[Dataset excerpt]
______

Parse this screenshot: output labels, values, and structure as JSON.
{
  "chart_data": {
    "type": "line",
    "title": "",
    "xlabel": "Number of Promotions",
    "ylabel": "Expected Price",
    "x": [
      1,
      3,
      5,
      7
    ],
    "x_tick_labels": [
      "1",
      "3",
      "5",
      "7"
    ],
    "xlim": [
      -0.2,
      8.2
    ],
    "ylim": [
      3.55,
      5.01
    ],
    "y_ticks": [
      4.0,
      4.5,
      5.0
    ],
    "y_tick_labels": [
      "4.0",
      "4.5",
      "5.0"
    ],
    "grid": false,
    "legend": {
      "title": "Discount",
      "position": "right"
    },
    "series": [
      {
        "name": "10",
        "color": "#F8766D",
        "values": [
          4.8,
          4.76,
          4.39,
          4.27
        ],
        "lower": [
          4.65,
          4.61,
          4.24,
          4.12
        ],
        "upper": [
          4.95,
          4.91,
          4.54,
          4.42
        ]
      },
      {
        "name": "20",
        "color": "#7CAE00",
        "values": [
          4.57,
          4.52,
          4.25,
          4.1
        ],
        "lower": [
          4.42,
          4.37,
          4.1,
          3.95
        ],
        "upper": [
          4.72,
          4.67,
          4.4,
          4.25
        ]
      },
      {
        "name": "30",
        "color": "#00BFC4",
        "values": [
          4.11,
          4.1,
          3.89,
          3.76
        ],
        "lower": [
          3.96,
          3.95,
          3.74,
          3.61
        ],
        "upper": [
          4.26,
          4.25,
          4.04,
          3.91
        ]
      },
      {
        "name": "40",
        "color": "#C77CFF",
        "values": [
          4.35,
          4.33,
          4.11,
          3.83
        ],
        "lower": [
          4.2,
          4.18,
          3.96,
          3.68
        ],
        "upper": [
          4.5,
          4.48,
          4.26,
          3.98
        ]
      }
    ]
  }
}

______

→ **TASK TO CARRY OUT**: Your task is to repeat the data exactly, with nothing left out.

→ **TASK RESULT**:
Parse this screenshot: output labels, values, and structure as JSON.
{
  "chart_data": {
    "type": "line",
    "title": "",
    "xlabel": "Number of Promotions",
    "ylabel": "Expected Price",
    "x": [
      1,
      3,
      5,
      7
    ],
    "x_tick_labels": [
      "1",
      "3",
      "5",
      "7"
    ],
    "xlim": [
      -0.2,
      8.2
    ],
    "ylim": [
      3.55,
      5.01
    ],
    "y_ticks": [
      4.0,
      4.5,
      5.0
    ],
    "y_tick_labels": [
      "4.0",
      "4.5",
      "5.0"
    ],
    "grid": false,
    "legend": {
      "title": "Discount",
      "position": "right"
    },
    "series": [
      {
        "name": "10",
        "color": "#F8766D",
        "values": [
          4.8,
          4.76,
          4.39,
          4.27
        ],
        "lower": [
          4.65,
          4.61,
          4.24,
          4.12
        ],
        "upper": [
          4.95,
          4.91,
          4.54,
          4.42
        ]
      },
      {
        "name": "20",
        "color": "#7CAE00",
        "values": [
          4.57,
          4.52,
          4.25,
          4.1
        ],
        "lower": [
          4.42,
          4.37,
          4.1,
          3.95
        ],
        "upper": [
          4.72,
          4.67,
          4.4,
          4.25
        ]
      },
      {
        "name": "30",
        "color": "#00BFC4",
        "values": [
          4.11,
          4.1,
          3.89,
          3.76
        ],
        "lower": [
          3.96,
          3.95,
          3.74,
          3.61
        ],
        "upper": [
          4.26,
          4.25,
          4.04,
          3.91
        ]
      },
      {
        "name": "40",
        "color": "#C77CFF",
        "values": [
          4.35,
          4.33,
          4.11,
          3.83
        ],
        "lower": [
          4.2,
          4.18,
          3.96,
          3.68
        ],
        "upper": [
          4.5,
          4.48,
          4.26,
          3.98
        ]
      }
    ]
  }
}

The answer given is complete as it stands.